**Exercise description:** Reproduce the records below in full and exactly, without their images.

====== Stored rows ======

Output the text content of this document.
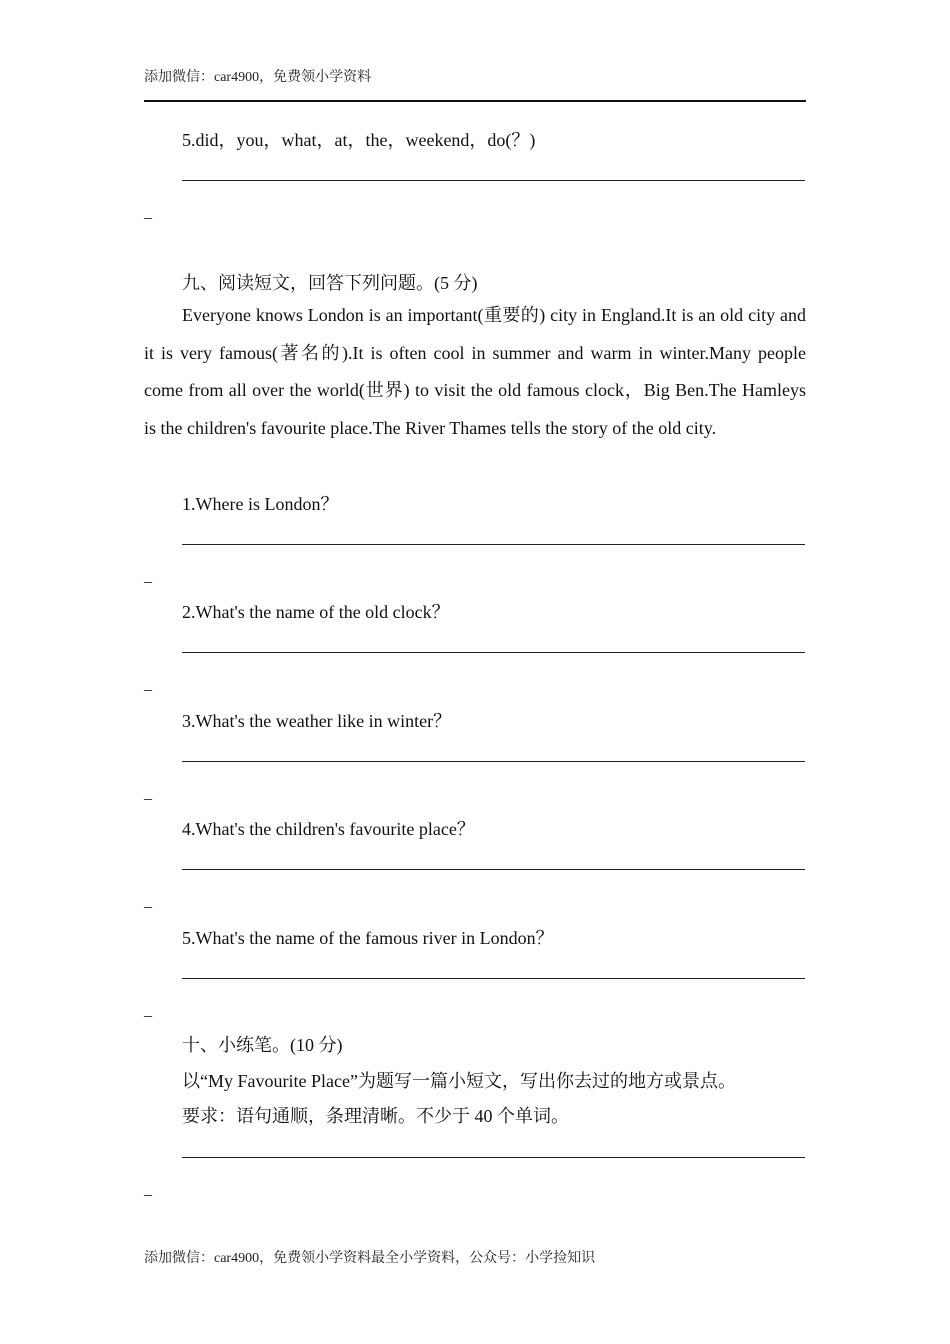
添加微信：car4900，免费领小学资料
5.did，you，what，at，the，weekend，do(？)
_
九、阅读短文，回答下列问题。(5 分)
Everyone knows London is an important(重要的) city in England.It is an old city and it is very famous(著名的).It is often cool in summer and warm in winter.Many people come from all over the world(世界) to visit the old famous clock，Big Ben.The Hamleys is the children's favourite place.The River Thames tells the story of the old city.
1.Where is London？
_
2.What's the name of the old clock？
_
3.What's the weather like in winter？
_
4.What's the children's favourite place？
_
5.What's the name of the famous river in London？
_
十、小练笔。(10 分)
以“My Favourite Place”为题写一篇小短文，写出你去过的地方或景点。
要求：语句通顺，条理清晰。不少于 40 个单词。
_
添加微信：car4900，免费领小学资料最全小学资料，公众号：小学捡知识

======

**Task answer:**
Output the text content of this document.
添加微信：car4900，免费领小学资料
5.did，you，what，at，the，weekend，do(？)
_
九、阅读短文，回答下列问题。(5 分)
Everyone knows London is an important(重要的) city in England.It is an old city and it is very famous(著名的).It is often cool in summer and warm in winter.Many people come from all over the world(世界) to visit the old famous clock，Big Ben.The Hamleys is the children's favourite place.The River Thames tells the story of the old city.
1.Where is London？
_
2.What's the name of the old clock？
_
3.What's the weather like in winter？
_
4.What's the children's favourite place？
_
5.What's the name of the famous river in London？
_
十、小练笔。(10 分)
以“My Favourite Place”为题写一篇小短文，写出你去过的地方或景点。
要求：语句通顺，条理清晰。不少于 40 个单词。
_
添加微信：car4900，免费领小学资料最全小学资料，公众号：小学捡知识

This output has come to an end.